» **Records from a dataset**:
+ + + +

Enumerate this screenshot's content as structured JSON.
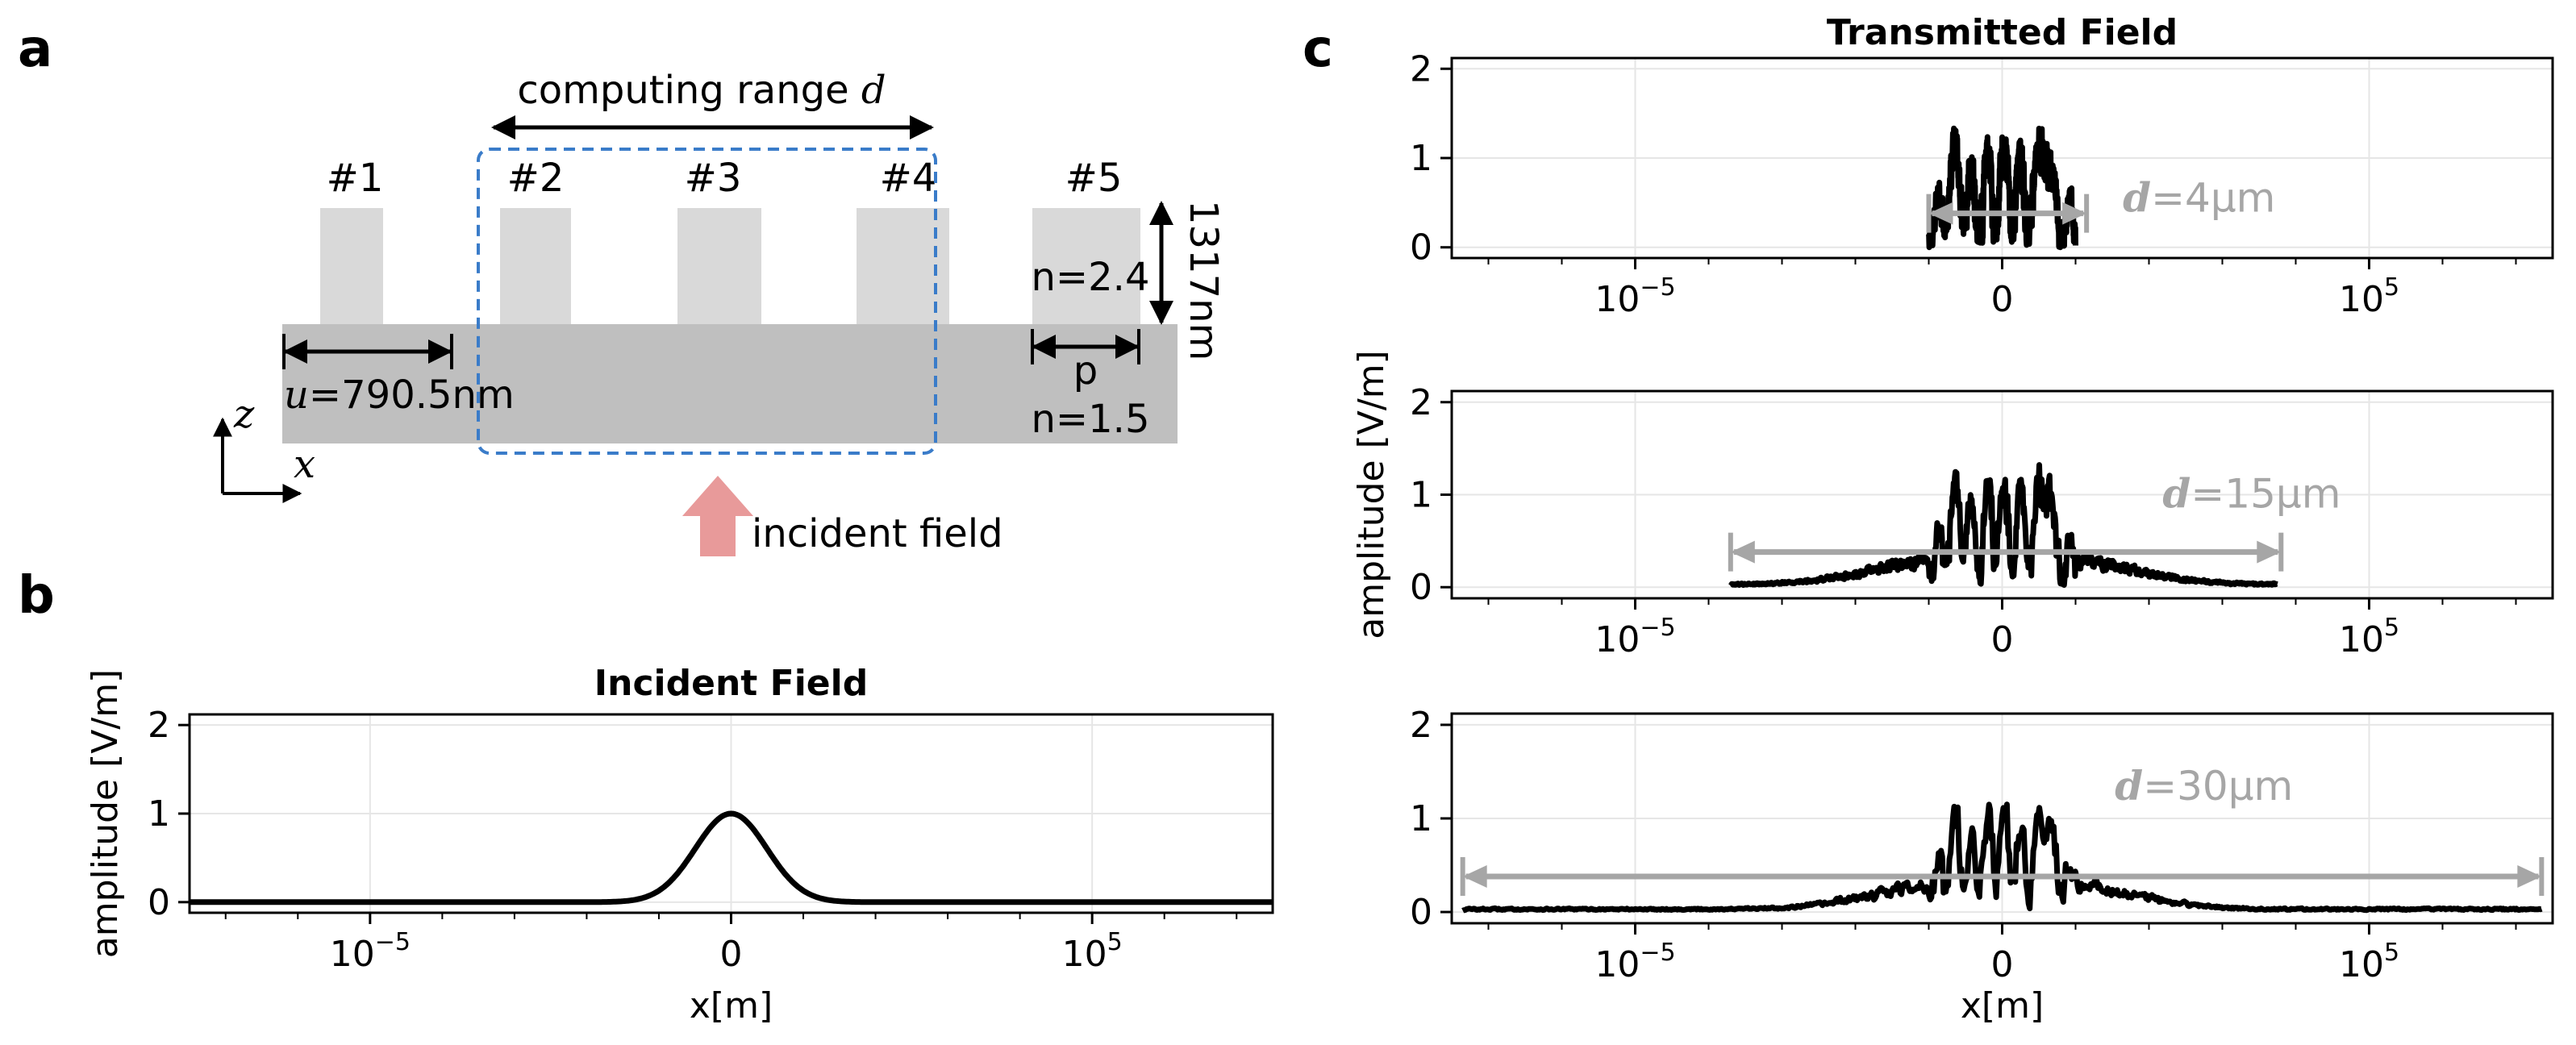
{
  "panel_labels": [
    "a",
    "b",
    "c"
  ],
  "diagram": {
    "computing_range_text": "computing range ",
    "computing_range_var": "d",
    "pillars": [
      "#1",
      "#2",
      "#3",
      "#4",
      "#5"
    ],
    "height_label": "1317nm",
    "u_var": "u",
    "u_label": "=790.5nm",
    "n_pillar": "n=2.4",
    "p_label": "p",
    "n_substrate": "n=1.5",
    "axis_z": "z",
    "axis_x": "x",
    "incident_label": "incident field",
    "colors": {
      "pillar": "#d9d9d9",
      "substrate": "#bfbfbf",
      "range_box": "#3a7cc9",
      "arrow": "#e89a9a"
    }
  },
  "chart_data": [
    {
      "id": "incident",
      "type": "line",
      "title": "Incident Field",
      "xlabel": "x[m]",
      "ylabel": "amplitude [V/m]",
      "x_ticks": [
        {
          "label": "10",
          "exp": "−5",
          "pos": -1
        },
        {
          "label": "0",
          "exp": "",
          "pos": 0
        },
        {
          "label": "10",
          "exp": "5",
          "pos": 1
        }
      ],
      "y_ticks": [
        0,
        1,
        2
      ],
      "xlim": [
        -1.5,
        1.5
      ],
      "ylim": [
        -0.12,
        2.12
      ],
      "series": [
        {
          "name": "gaussian",
          "x_range": [
            -1.5,
            1.5
          ],
          "peak": 1.0,
          "width": 0.14
        }
      ]
    },
    {
      "id": "d4",
      "type": "line",
      "title": "Transmitted Field",
      "xlabel": "",
      "ylabel": "",
      "x_ticks": [
        {
          "label": "10",
          "exp": "−5",
          "pos": -1
        },
        {
          "label": "0",
          "exp": "",
          "pos": 0
        },
        {
          "label": "10",
          "exp": "5",
          "pos": 1
        }
      ],
      "y_ticks": [
        0,
        1,
        2
      ],
      "xlim": [
        -1.5,
        1.5
      ],
      "ylim": [
        -0.12,
        2.12
      ],
      "annotation": {
        "var": "d",
        "text": "=4μm",
        "x_range": [
          -0.2,
          0.23
        ]
      },
      "series": [
        {
          "name": "transmitted",
          "x_range": [
            -0.2,
            0.2
          ]
        }
      ]
    },
    {
      "id": "d15",
      "type": "line",
      "title": "",
      "xlabel": "",
      "ylabel": "amplitude [V/m]",
      "x_ticks": [
        {
          "label": "10",
          "exp": "−5",
          "pos": -1
        },
        {
          "label": "0",
          "exp": "",
          "pos": 0
        },
        {
          "label": "10",
          "exp": "5",
          "pos": 1
        }
      ],
      "y_ticks": [
        0,
        1,
        2
      ],
      "xlim": [
        -1.5,
        1.5
      ],
      "ylim": [
        -0.12,
        2.12
      ],
      "annotation": {
        "var": "d",
        "text": "=15μm",
        "x_range": [
          -0.74,
          0.76
        ]
      },
      "series": [
        {
          "name": "transmitted",
          "x_range": [
            -0.74,
            0.75
          ]
        }
      ]
    },
    {
      "id": "d30",
      "type": "line",
      "title": "",
      "xlabel": "x[m]",
      "ylabel": "",
      "x_ticks": [
        {
          "label": "10",
          "exp": "−5",
          "pos": -1
        },
        {
          "label": "0",
          "exp": "",
          "pos": 0
        },
        {
          "label": "10",
          "exp": "5",
          "pos": 1
        }
      ],
      "y_ticks": [
        0,
        1,
        2
      ],
      "xlim": [
        -1.5,
        1.5
      ],
      "ylim": [
        -0.12,
        2.12
      ],
      "annotation": {
        "var": "d",
        "text": "=30μm",
        "x_range": [
          -1.47,
          1.47
        ]
      },
      "series": [
        {
          "name": "transmitted",
          "x_range": [
            -1.47,
            1.47
          ]
        }
      ]
    }
  ]
}
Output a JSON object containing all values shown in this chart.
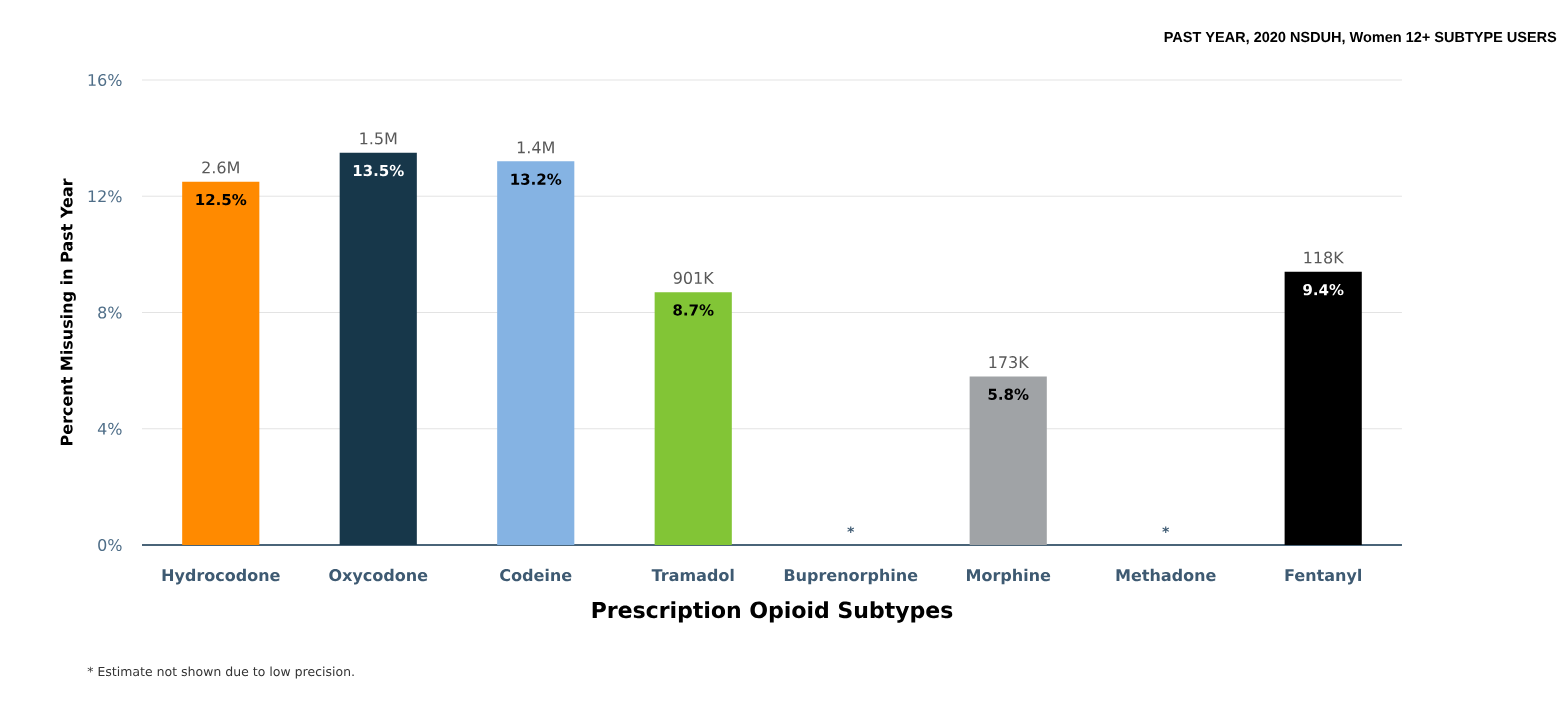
{
  "chart_data": {
    "type": "bar",
    "subtitle": "PAST YEAR, 2020 NSDUH, Women 12+ SUBTYPE USERS",
    "xlabel": "Prescription Opioid Subtypes",
    "ylabel": "Percent Misusing in Past Year",
    "categories": [
      "Hydrocodone",
      "Oxycodone",
      "Codeine",
      "Tramadol",
      "Buprenorphine",
      "Morphine",
      "Methadone",
      "Fentanyl"
    ],
    "values": [
      12.5,
      13.5,
      13.2,
      8.7,
      null,
      5.8,
      null,
      9.4
    ],
    "colors": [
      "#ff8a00",
      "#17374a",
      "#85b3e3",
      "#82c536",
      null,
      "#a0a3a6",
      null,
      "#000000"
    ],
    "value_labels": [
      "12.5%",
      "13.5%",
      "13.2%",
      "8.7%",
      "*",
      "5.8%",
      "*",
      "9.4%"
    ],
    "ylim": [
      0,
      16
    ],
    "yticks": [
      {
        "value": 0,
        "label": "0%"
      },
      {
        "value": 4,
        "label": "4%"
      },
      {
        "value": 8,
        "label": "8%"
      },
      {
        "value": 12,
        "label": "12%"
      },
      {
        "value": 16,
        "label": "16%"
      }
    ],
    "grid": "y",
    "annotations": [
      {
        "text": "2.6M",
        "x": "Hydrocodone",
        "y": 12.5
      },
      {
        "text": "1.5M",
        "x": "Oxycodone",
        "y": 13.5
      },
      {
        "text": "1.4M",
        "x": "Codeine",
        "y": 13.2
      },
      {
        "text": "901K",
        "x": "Tramadol",
        "y": 8.7
      },
      {
        "text": "173K",
        "x": "Morphine",
        "y": 5.8
      },
      {
        "text": "118K",
        "x": "Fentanyl",
        "y": 9.4
      },
      "* Estimate not shown due to low precision."
    ]
  }
}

+ + + +

» **Goal of the exercise**: Exclude the pictures and transcribe all of the entries exactly.

» **Answer**:
Enumerate this screenshot's content as structured JSON.
{
  "panel_labels": [
    "a",
    "b",
    "c"
  ],
  "diagram": {
    "computing_range_text": "computing range ",
    "computing_range_var": "d",
    "pillars": [
      "#1",
      "#2",
      "#3",
      "#4",
      "#5"
    ],
    "height_label": "1317nm",
    "u_var": "u",
    "u_label": "=790.5nm",
    "n_pillar": "n=2.4",
    "p_label": "p",
    "n_substrate": "n=1.5",
    "axis_z": "z",
    "axis_x": "x",
    "incident_label": "incident field",
    "colors": {
      "pillar": "#d9d9d9",
      "substrate": "#bfbfbf",
      "range_box": "#3a7cc9",
      "arrow": "#e89a9a"
    }
  },
  "chart_data": [
    {
      "id": "incident",
      "type": "line",
      "title": "Incident Field",
      "xlabel": "x[m]",
      "ylabel": "amplitude [V/m]",
      "x_ticks": [
        {
          "label": "10",
          "exp": "−5",
          "pos": -1
        },
        {
          "label": "0",
          "exp": "",
          "pos": 0
        },
        {
          "label": "10",
          "exp": "5",
          "pos": 1
        }
      ],
      "y_ticks": [
        0,
        1,
        2
      ],
      "xlim": [
        -1.5,
        1.5
      ],
      "ylim": [
        -0.12,
        2.12
      ],
      "series": [
        {
          "name": "gaussian",
          "x_range": [
            -1.5,
            1.5
          ],
          "peak": 1.0,
          "width": 0.14
        }
      ]
    },
    {
      "id": "d4",
      "type": "line",
      "title": "Transmitted Field",
      "xlabel": "",
      "ylabel": "",
      "x_ticks": [
        {
          "label": "10",
          "exp": "−5",
          "pos": -1
        },
        {
          "label": "0",
          "exp": "",
          "pos": 0
        },
        {
          "label": "10",
          "exp": "5",
          "pos": 1
        }
      ],
      "y_ticks": [
        0,
        1,
        2
      ],
      "xlim": [
        -1.5,
        1.5
      ],
      "ylim": [
        -0.12,
        2.12
      ],
      "annotation": {
        "var": "d",
        "text": "=4μm",
        "x_range": [
          -0.2,
          0.23
        ]
      },
      "series": [
        {
          "name": "transmitted",
          "x_range": [
            -0.2,
            0.2
          ]
        }
      ]
    },
    {
      "id": "d15",
      "type": "line",
      "title": "",
      "xlabel": "",
      "ylabel": "amplitude [V/m]",
      "x_ticks": [
        {
          "label": "10",
          "exp": "−5",
          "pos": -1
        },
        {
          "label": "0",
          "exp": "",
          "pos": 0
        },
        {
          "label": "10",
          "exp": "5",
          "pos": 1
        }
      ],
      "y_ticks": [
        0,
        1,
        2
      ],
      "xlim": [
        -1.5,
        1.5
      ],
      "ylim": [
        -0.12,
        2.12
      ],
      "annotation": {
        "var": "d",
        "text": "=15μm",
        "x_range": [
          -0.74,
          0.76
        ]
      },
      "series": [
        {
          "name": "transmitted",
          "x_range": [
            -0.74,
            0.75
          ]
        }
      ]
    },
    {
      "id": "d30",
      "type": "line",
      "title": "",
      "xlabel": "x[m]",
      "ylabel": "",
      "x_ticks": [
        {
          "label": "10",
          "exp": "−5",
          "pos": -1
        },
        {
          "label": "0",
          "exp": "",
          "pos": 0
        },
        {
          "label": "10",
          "exp": "5",
          "pos": 1
        }
      ],
      "y_ticks": [
        0,
        1,
        2
      ],
      "xlim": [
        -1.5,
        1.5
      ],
      "ylim": [
        -0.12,
        2.12
      ],
      "annotation": {
        "var": "d",
        "text": "=30μm",
        "x_range": [
          -1.47,
          1.47
        ]
      },
      "series": [
        {
          "name": "transmitted",
          "x_range": [
            -1.47,
            1.47
          ]
        }
      ]
    }
  ]
}
Output a JSON object containing all values shown in this chart.
{
  "chart_data": {
    "type": "bar",
    "subtitle": "PAST YEAR, 2020 NSDUH, Women 12+ SUBTYPE USERS",
    "xlabel": "Prescription Opioid Subtypes",
    "ylabel": "Percent Misusing in Past Year",
    "categories": [
      "Hydrocodone",
      "Oxycodone",
      "Codeine",
      "Tramadol",
      "Buprenorphine",
      "Morphine",
      "Methadone",
      "Fentanyl"
    ],
    "values": [
      12.5,
      13.5,
      13.2,
      8.7,
      null,
      5.8,
      null,
      9.4
    ],
    "colors": [
      "#ff8a00",
      "#17374a",
      "#85b3e3",
      "#82c536",
      null,
      "#a0a3a6",
      null,
      "#000000"
    ],
    "value_labels": [
      "12.5%",
      "13.5%",
      "13.2%",
      "8.7%",
      "*",
      "5.8%",
      "*",
      "9.4%"
    ],
    "ylim": [
      0,
      16
    ],
    "yticks": [
      {
        "value": 0,
        "label": "0%"
      },
      {
        "value": 4,
        "label": "4%"
      },
      {
        "value": 8,
        "label": "8%"
      },
      {
        "value": 12,
        "label": "12%"
      },
      {
        "value": 16,
        "label": "16%"
      }
    ],
    "grid": "y",
    "annotations": [
      {
        "text": "2.6M",
        "x": "Hydrocodone",
        "y": 12.5
      },
      {
        "text": "1.5M",
        "x": "Oxycodone",
        "y": 13.5
      },
      {
        "text": "1.4M",
        "x": "Codeine",
        "y": 13.2
      },
      {
        "text": "901K",
        "x": "Tramadol",
        "y": 8.7
      },
      {
        "text": "173K",
        "x": "Morphine",
        "y": 5.8
      },
      {
        "text": "118K",
        "x": "Fentanyl",
        "y": 9.4
      },
      "* Estimate not shown due to low precision."
    ]
  }
}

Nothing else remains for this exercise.